**PASSAGE GIVEN**
- - -
After the murder of his younger brother, Santiago Ávila and his family had to seek safety in another region of Honduras. Santiago has since made it his mission to save other families from the same fate.
29 September 2021 Also available in:

When he was in his early twenties, Santiago Ávila had but one thing on his mind: music. As the singer in a heavy metal band, music dominated his life to such an extent that it largely obscured many of the harsh realities of life in his home city of Tegucigalpa, the Honduran capital, where armed gangs are widespread and the refusal to carry out their bidding often proves fatal.


But 11 years ago, that reality pierced Santiago’s musical bubble, and his world came crashing down. His 16-year-old brother, Mauricio, the second-youngest of Santiago’s four siblings, was brutally murdered by a local gang after a relative failed to pay a debt to one if its members.

“When my brother was killed, everything fell apart,” said Santiago, now 33. “My family is still mourning.” 

But the family’s hardships did not end with Mauricio’s death. Soon afterwards, Santiago’s third-youngest sibling broke the unwritten code of conduct in gang-dominated neighbourhoods by lashing out at a gang member who had robbed his girlfriend. Fearing reprisals from the gang’s leaders, the Ávilas fled their home in Tegucigalpa’s Nueva Capital neighbourhood to what they hoped would prove a safe area in a far-flung region of Honduras and, later, abroad.
- - -
Element and region listings
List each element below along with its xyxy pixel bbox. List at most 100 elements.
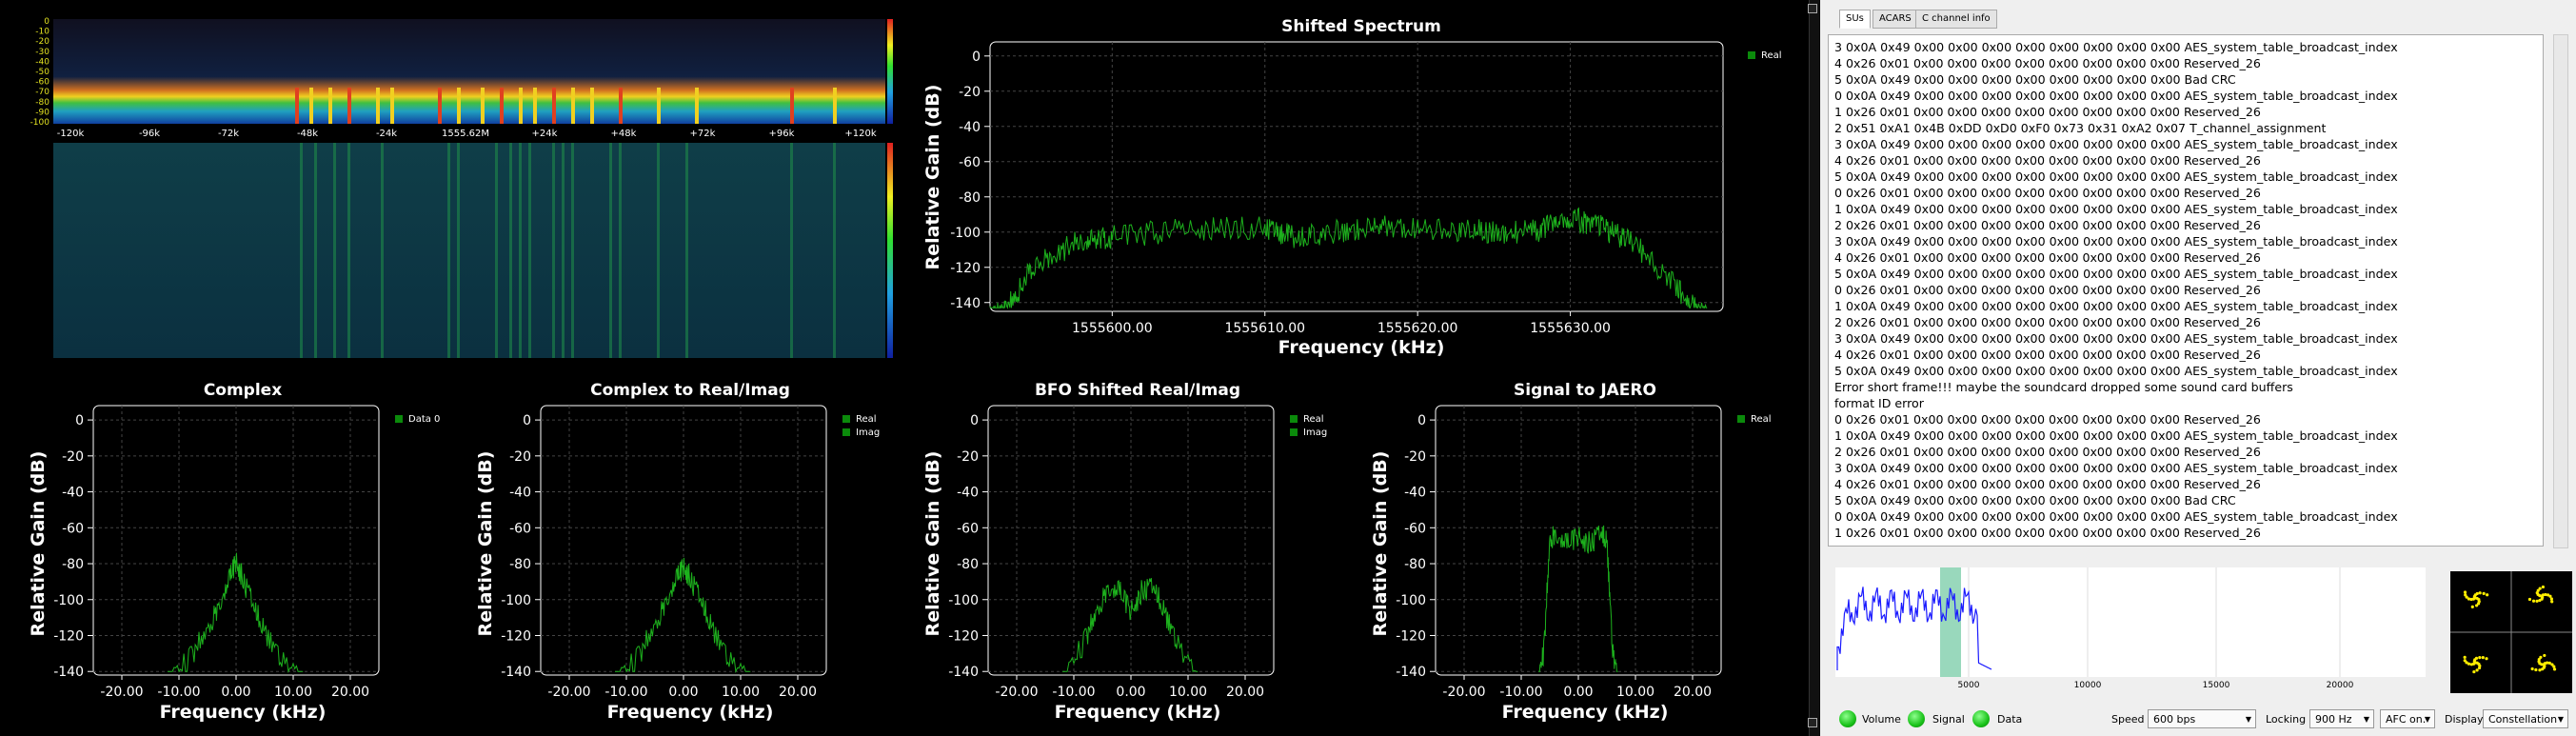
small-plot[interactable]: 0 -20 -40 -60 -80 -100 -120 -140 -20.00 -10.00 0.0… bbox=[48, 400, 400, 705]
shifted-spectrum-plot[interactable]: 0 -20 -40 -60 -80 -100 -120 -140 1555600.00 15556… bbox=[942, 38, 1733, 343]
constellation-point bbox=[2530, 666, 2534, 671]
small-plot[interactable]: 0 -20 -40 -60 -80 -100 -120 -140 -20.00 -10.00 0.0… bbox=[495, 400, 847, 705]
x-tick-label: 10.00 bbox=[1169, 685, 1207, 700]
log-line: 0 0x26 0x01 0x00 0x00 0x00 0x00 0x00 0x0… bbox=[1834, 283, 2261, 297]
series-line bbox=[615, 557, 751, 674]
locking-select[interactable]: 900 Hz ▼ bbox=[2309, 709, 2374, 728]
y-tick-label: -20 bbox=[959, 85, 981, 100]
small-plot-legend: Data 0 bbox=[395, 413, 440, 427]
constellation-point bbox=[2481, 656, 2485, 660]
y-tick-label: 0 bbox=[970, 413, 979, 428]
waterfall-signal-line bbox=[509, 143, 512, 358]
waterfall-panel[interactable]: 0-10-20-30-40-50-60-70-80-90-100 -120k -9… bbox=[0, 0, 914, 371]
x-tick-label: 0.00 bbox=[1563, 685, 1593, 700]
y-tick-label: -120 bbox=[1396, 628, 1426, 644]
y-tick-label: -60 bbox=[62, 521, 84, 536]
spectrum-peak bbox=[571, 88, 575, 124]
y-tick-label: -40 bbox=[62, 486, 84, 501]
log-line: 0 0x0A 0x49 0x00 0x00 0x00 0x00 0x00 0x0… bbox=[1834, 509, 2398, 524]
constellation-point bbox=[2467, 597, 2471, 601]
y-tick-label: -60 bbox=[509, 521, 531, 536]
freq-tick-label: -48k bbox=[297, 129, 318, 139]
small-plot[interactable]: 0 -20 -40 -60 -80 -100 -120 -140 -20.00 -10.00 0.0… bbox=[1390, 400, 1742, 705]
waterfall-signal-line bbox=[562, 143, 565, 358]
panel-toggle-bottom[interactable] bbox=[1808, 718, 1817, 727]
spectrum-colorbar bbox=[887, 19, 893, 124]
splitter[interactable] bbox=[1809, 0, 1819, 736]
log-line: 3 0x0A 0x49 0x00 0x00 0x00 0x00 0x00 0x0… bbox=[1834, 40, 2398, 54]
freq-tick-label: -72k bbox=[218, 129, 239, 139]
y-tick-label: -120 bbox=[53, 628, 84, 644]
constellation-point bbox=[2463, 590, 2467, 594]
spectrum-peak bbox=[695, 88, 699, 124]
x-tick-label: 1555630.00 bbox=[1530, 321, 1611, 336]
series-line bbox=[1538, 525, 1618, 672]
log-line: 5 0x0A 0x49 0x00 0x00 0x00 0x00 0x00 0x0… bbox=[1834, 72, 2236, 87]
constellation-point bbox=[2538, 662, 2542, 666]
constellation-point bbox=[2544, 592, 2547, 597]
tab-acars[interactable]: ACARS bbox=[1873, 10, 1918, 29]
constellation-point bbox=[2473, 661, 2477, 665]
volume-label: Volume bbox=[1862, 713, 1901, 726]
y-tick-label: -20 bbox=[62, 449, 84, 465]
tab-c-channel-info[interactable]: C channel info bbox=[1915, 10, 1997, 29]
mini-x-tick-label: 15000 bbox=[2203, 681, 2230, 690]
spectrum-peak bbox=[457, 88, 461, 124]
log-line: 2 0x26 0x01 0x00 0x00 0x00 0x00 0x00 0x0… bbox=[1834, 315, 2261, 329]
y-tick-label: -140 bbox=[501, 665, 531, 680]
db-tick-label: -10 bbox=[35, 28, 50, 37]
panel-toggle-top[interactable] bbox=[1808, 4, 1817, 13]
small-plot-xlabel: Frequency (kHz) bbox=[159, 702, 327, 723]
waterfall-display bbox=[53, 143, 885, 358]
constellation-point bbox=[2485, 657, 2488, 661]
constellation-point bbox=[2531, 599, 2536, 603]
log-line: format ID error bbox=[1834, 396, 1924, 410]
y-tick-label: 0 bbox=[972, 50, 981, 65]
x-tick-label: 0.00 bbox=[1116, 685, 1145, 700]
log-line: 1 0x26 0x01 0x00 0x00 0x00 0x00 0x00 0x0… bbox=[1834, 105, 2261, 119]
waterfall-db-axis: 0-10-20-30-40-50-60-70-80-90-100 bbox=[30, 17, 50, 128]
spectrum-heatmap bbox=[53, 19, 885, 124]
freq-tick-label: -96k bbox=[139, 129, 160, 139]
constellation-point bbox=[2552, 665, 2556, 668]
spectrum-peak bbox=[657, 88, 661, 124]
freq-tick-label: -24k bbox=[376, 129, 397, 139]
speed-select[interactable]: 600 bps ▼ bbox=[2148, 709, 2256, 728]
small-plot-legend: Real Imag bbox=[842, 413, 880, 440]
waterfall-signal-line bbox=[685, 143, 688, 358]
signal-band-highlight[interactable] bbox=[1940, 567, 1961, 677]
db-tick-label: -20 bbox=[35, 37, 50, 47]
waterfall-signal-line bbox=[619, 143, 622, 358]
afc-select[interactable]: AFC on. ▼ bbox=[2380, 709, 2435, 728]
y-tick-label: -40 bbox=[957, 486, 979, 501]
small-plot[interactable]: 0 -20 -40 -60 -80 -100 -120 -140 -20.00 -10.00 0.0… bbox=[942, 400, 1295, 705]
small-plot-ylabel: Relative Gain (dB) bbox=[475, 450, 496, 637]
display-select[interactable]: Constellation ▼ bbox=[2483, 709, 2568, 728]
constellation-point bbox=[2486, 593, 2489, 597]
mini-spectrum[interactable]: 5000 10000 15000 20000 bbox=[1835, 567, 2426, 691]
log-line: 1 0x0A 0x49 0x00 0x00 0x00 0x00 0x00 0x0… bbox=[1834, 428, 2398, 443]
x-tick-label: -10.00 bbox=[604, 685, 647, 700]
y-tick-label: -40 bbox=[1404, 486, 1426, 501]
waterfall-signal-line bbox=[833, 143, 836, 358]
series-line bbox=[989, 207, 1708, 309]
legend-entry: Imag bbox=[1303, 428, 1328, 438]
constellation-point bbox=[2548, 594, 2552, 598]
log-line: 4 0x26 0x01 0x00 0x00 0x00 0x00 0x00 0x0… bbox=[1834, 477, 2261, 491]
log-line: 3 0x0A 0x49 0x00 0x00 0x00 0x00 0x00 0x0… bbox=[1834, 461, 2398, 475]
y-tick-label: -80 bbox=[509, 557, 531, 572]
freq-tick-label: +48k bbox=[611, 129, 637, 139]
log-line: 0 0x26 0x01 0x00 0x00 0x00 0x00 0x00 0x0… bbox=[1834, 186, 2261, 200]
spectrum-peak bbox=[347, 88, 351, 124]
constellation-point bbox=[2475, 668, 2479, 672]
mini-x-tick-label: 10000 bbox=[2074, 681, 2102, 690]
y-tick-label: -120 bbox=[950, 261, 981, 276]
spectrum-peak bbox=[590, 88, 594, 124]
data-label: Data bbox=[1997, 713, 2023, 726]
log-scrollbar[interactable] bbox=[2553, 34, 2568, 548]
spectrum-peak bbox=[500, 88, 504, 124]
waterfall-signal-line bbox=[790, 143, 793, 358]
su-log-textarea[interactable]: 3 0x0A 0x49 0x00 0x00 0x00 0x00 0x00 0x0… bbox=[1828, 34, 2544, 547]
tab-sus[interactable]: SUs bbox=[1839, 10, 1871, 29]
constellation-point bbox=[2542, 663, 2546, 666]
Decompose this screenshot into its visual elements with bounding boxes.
- - -
**AIM A**
Do these statements agree with the passage about Santiago Ávila? (i) In his early twenties, Santiago sang in a heavy metal band. (ii) Mauricio was 18 years old when he was killed. (iii) The Ávilas left their home in Tegucigalpa's Nueva Capital area. Answer yes or no for each, and quote the words of the passage that decide it.
**AIM B**
Can you carry on the passage about Santiago Ávila from the point where it stops?
This data is separate material and has nothing to do with the passage about Santiago Ávila.

**EXERCISE OUTPUT A**
(i) Yes: "As the singer in a heavy metal band"
(ii) No: "His 16-year-old brother, Mauricio"
(iii) Yes: "the Ávilas fled their home in Tegucigalpa’s Nueva Capital neighbourhood"

**EXERCISE OUTPUT B**
Endemic violence has forced at least 247,000 Hondurans into internal displacement while another 185,000 are estimated to have fled the country. In both cases, people often run with little more than what they can stuff into a backpack.

" I felt it was cowardly to just leave without trying to do something for others."

In the wake of his family tragedies, Santiago found himself consumed by thoughts of young Hondurans like his brothers –who all too often see their dreams and futures cut short by violence, or are forced to leave everything behind. Within about a year of Mauricio’s death, Santiago decided to return to Tegucigalpa to work with young people in need. He went on to help found Jóvenes Contra la Violencia, or Youth Against Violence, an organization that works to give vulnerable young people an alternative to the gangs through activities, structure and support. 

“I felt it was cowardly to just leave without trying to do something for others,” said Santiago, adding that he was driven by a need to “try to save the lives of young people, so they don’t have to go through what my brother did, nor what I did.” 

For his work carving out safe spaces for children and teenagers – many of whom have already endured internal displacement or are at risk of being forced from their home communities by gang violence – Santiago has been chosen as the regional winner for the Americas of the UNHCR Nansen Refugee Award, a prestigious annual prize that honours those who have gone to extraordinary lengths to support forcibly displaced and stateless people.

In the decade since its founding, Jóvenes Contra la Violencia has grown from a ragtag group of young people, meeting in cafes to strategize about how to go about breaking the seemingly endless cycle of violence, to a prominent and respected organization with a seat at the tables of power. The group’s basic aim is to give young people, whose tumultuous home life and dismal prospects might make them prime recruits for gangs promising easy money and status, a sense of belonging that allows them to resist the gangs’ advances.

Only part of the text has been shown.